Return each line of the listing that contains the string "يعلى".

═══ LISTED RECORDS

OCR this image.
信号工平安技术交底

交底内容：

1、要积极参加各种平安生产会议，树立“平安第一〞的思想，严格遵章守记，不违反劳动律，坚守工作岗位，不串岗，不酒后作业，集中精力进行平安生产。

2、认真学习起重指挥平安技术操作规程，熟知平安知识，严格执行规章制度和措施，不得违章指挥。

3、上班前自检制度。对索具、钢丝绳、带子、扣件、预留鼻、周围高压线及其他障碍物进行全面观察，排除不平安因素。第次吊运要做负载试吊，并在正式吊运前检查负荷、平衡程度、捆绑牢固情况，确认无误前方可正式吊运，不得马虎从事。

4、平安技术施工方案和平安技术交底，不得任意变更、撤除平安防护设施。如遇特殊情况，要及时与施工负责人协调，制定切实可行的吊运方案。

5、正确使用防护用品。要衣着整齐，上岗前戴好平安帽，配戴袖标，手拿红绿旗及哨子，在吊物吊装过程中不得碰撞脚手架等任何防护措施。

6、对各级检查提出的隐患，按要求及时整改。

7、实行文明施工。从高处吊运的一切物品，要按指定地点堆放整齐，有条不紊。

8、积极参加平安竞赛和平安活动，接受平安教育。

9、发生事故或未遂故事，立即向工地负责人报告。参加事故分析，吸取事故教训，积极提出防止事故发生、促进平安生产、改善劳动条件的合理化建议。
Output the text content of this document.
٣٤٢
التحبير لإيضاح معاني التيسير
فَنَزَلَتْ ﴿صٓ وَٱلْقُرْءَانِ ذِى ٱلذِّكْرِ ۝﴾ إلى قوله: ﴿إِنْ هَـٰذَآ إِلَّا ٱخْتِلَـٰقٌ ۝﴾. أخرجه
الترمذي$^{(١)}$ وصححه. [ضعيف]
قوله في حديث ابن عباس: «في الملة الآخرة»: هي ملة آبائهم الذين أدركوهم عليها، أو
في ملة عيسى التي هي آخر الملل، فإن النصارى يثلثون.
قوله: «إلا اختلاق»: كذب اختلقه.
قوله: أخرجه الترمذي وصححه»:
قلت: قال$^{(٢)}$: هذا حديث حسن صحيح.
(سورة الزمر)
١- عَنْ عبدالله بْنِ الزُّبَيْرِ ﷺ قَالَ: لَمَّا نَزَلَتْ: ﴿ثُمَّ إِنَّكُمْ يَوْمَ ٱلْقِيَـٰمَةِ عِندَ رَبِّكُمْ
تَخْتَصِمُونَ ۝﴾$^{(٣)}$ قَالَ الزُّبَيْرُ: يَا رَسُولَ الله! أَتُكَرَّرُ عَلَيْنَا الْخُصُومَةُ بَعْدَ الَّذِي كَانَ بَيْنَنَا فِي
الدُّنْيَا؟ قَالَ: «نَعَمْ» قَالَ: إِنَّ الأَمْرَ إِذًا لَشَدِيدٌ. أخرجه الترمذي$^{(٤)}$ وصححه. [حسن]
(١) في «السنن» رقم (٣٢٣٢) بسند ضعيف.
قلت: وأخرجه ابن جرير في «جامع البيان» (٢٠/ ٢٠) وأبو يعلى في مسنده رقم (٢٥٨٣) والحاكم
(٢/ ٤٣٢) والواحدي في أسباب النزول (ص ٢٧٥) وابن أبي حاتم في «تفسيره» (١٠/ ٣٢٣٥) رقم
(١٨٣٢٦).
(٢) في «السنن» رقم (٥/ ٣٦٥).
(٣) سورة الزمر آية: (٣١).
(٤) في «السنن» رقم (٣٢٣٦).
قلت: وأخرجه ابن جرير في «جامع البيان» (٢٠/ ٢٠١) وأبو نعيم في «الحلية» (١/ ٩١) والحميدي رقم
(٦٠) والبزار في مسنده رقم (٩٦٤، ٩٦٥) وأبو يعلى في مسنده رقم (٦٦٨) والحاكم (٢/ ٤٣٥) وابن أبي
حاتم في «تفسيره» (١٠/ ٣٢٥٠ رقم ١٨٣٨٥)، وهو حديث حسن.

══════

• **THE SOLUTION**
قلت: وأخرجه ابن جرير في «جامع البيان» (٢٠/ ٢٠) وأبو يعلى في مسنده رقم (٢٥٨٣) والحاكم
(٦٠) والبزار في مسنده رقم (٩٦٤، ٩٦٥) وأبو يعلى في مسنده رقم (٦٦٨) والحاكم (٢/ ٤٣٥) وابن أبي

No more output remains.